---------- Data for this task
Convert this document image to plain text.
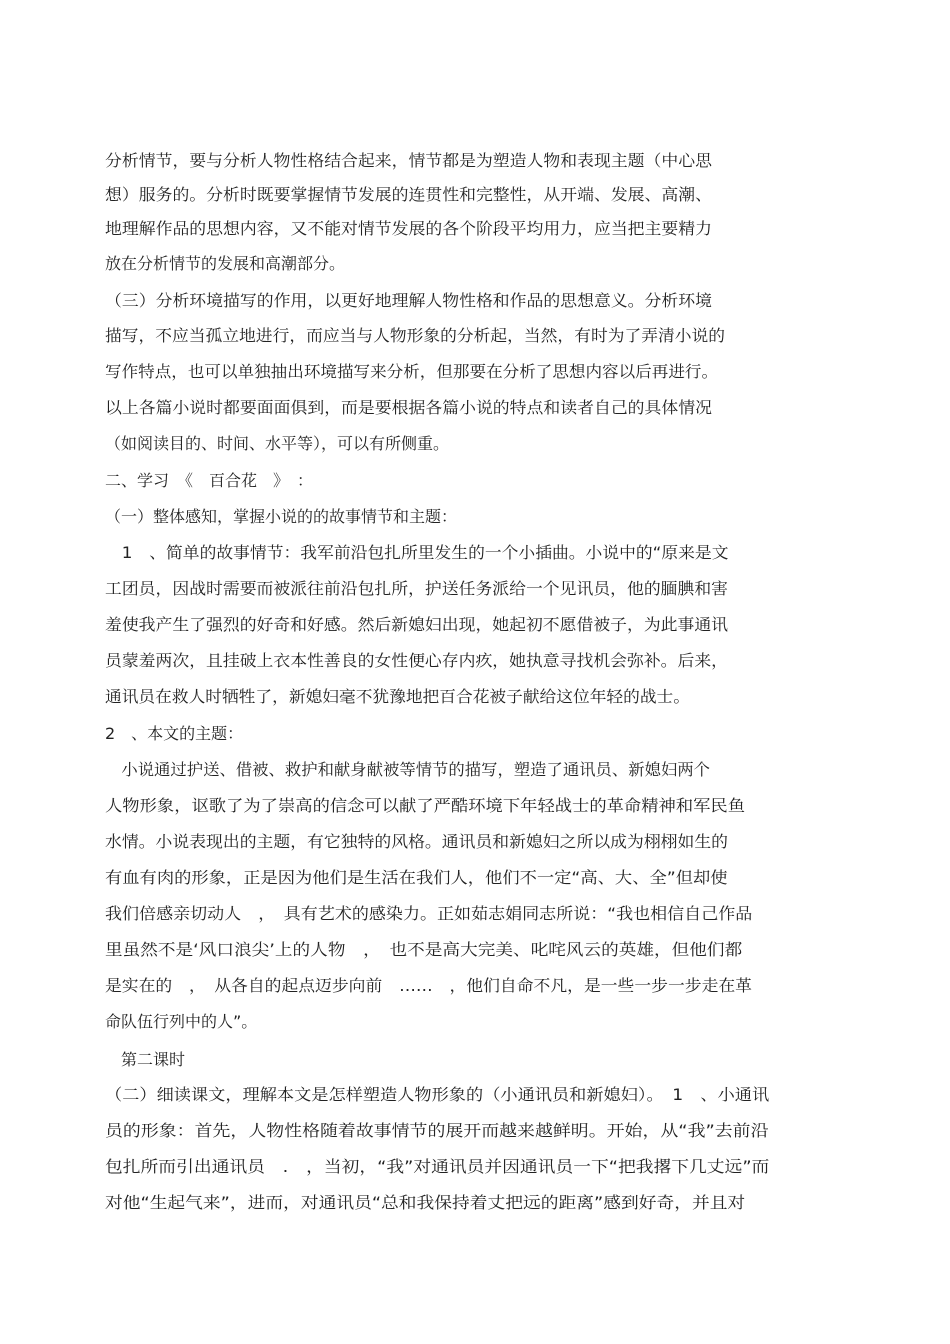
分析情节，要与分析人物性格结合起来，情节都是为塑造人物和表现主题（中心思
想）服务的。分析时既要掌握情节发展的连贯性和完整性，从开端、发展、高潮、
地理解作品的思想内容，又不能对情节发展的各个阶段平均用力，应当把主要精力
放在分析情节的发展和高潮部分。
（三）分析环境描写的作用，以更好地理解人物性格和作品的思想意义。分析环境
描写，不应当孤立地进行，而应当与人物形象的分析起，当然，有时为了弄清小说的
写作特点，也可以单独抽出环境描写来分析，但那要在分析了思想内容以后再进行。
以上各篇小说时都要面面俱到，而是要根据各篇小说的特点和读者自己的具体情况
（如阅读目的、时间、水平等），可以有所侧重。
二、学习　《　百合花　》　：
（一）整体感知，掌握小说的的故事情节和主题：
　1　、简单的故事情节：我军前沿包扎所里发生的一个小插曲。小说中的“原来是文
工团员，因战时需要而被派往前沿包扎所，护送任务派给一个见讯员，他的腼腆和害
羞使我产生了强烈的好奇和好感。然后新媳妇出现，她起初不愿借被子，为此事通讯
员蒙羞两次，且挂破上衣本性善良的女性便心存内疚，她执意寻找机会弥补。后来，
通讯员在救人时牺牲了，新媳妇毫不犹豫地把百合花被子献给这位年轻的战士。
2　、本文的主题：
　小说通过护送、借被、救护和献身献被等情节的描写，塑造了通讯员、新媳妇两个
人物形象，讴歌了为了崇高的信念可以献了严酷环境下年轻战士的革命精神和军民鱼
水情。小说表现出的主题，有它独特的风格。通讯员和新媳妇之所以成为栩栩如生的
有血有肉的形象，正是因为他们是生活在我们人，他们不一定“高、大、全”但却使
我们倍感亲切动人　，　具有艺术的感染力。正如茹志娟同志所说：“我也相信自己作品
里虽然不是‘风口浪尖’上的人物　，　也不是高大完美、叱咤风云的英雄，但他们都
是实在的　，　从各自的起点迈步向前　……　，他们自命不凡，是一些一步一步走在革
命队伍行列中的人”。
　第二课时
（二）细读课文，理解本文是怎样塑造人物形象的（小通讯员和新媳妇）。　1　、小通讯
员的形象：首先，人物性格随着故事情节的展开而越来越鲜明。开始，从“我”去前沿
包扎所而引出通讯员　.　，当初，“我”对通讯员并因通讯员一下“把我撂下几丈远”而
对他“生起气来”，进而，对通讯员“总和我保持着丈把远的距离”感到好奇，并且对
--------------------
Written exercise.
Give back each entry exactly as it appears, with no pictures.

Finished exercise.
Convert this document image to plain text.
分析情节，要与分析人物性格结合起来，情节都是为塑造人物和表现主题（中心思
想）服务的。分析时既要掌握情节发展的连贯性和完整性，从开端、发展、高潮、
地理解作品的思想内容，又不能对情节发展的各个阶段平均用力，应当把主要精力
放在分析情节的发展和高潮部分。
（三）分析环境描写的作用，以更好地理解人物性格和作品的思想意义。分析环境
描写，不应当孤立地进行，而应当与人物形象的分析起，当然，有时为了弄清小说的
写作特点，也可以单独抽出环境描写来分析，但那要在分析了思想内容以后再进行。
以上各篇小说时都要面面俱到，而是要根据各篇小说的特点和读者自己的具体情况
（如阅读目的、时间、水平等），可以有所侧重。
二、学习　《　百合花　》　：
（一）整体感知，掌握小说的的故事情节和主题：
　1　、简单的故事情节：我军前沿包扎所里发生的一个小插曲。小说中的“原来是文
工团员，因战时需要而被派往前沿包扎所，护送任务派给一个见讯员，他的腼腆和害
羞使我产生了强烈的好奇和好感。然后新媳妇出现，她起初不愿借被子，为此事通讯
员蒙羞两次，且挂破上衣本性善良的女性便心存内疚，她执意寻找机会弥补。后来，
通讯员在救人时牺牲了，新媳妇毫不犹豫地把百合花被子献给这位年轻的战士。
2　、本文的主题：
　小说通过护送、借被、救护和献身献被等情节的描写，塑造了通讯员、新媳妇两个
人物形象，讴歌了为了崇高的信念可以献了严酷环境下年轻战士的革命精神和军民鱼
水情。小说表现出的主题，有它独特的风格。通讯员和新媳妇之所以成为栩栩如生的
有血有肉的形象，正是因为他们是生活在我们人，他们不一定“高、大、全”但却使
我们倍感亲切动人　，　具有艺术的感染力。正如茹志娟同志所说：“我也相信自己作品
里虽然不是‘风口浪尖’上的人物　，　也不是高大完美、叱咤风云的英雄，但他们都
是实在的　，　从各自的起点迈步向前　……　，他们自命不凡，是一些一步一步走在革
命队伍行列中的人”。
　第二课时
（二）细读课文，理解本文是怎样塑造人物形象的（小通讯员和新媳妇）。　1　、小通讯
员的形象：首先，人物性格随着故事情节的展开而越来越鲜明。开始，从“我”去前沿
包扎所而引出通讯员　.　，当初，“我”对通讯员并因通讯员一下“把我撂下几丈远”而
对他“生起气来”，进而，对通讯员“总和我保持着丈把远的距离”感到好奇，并且对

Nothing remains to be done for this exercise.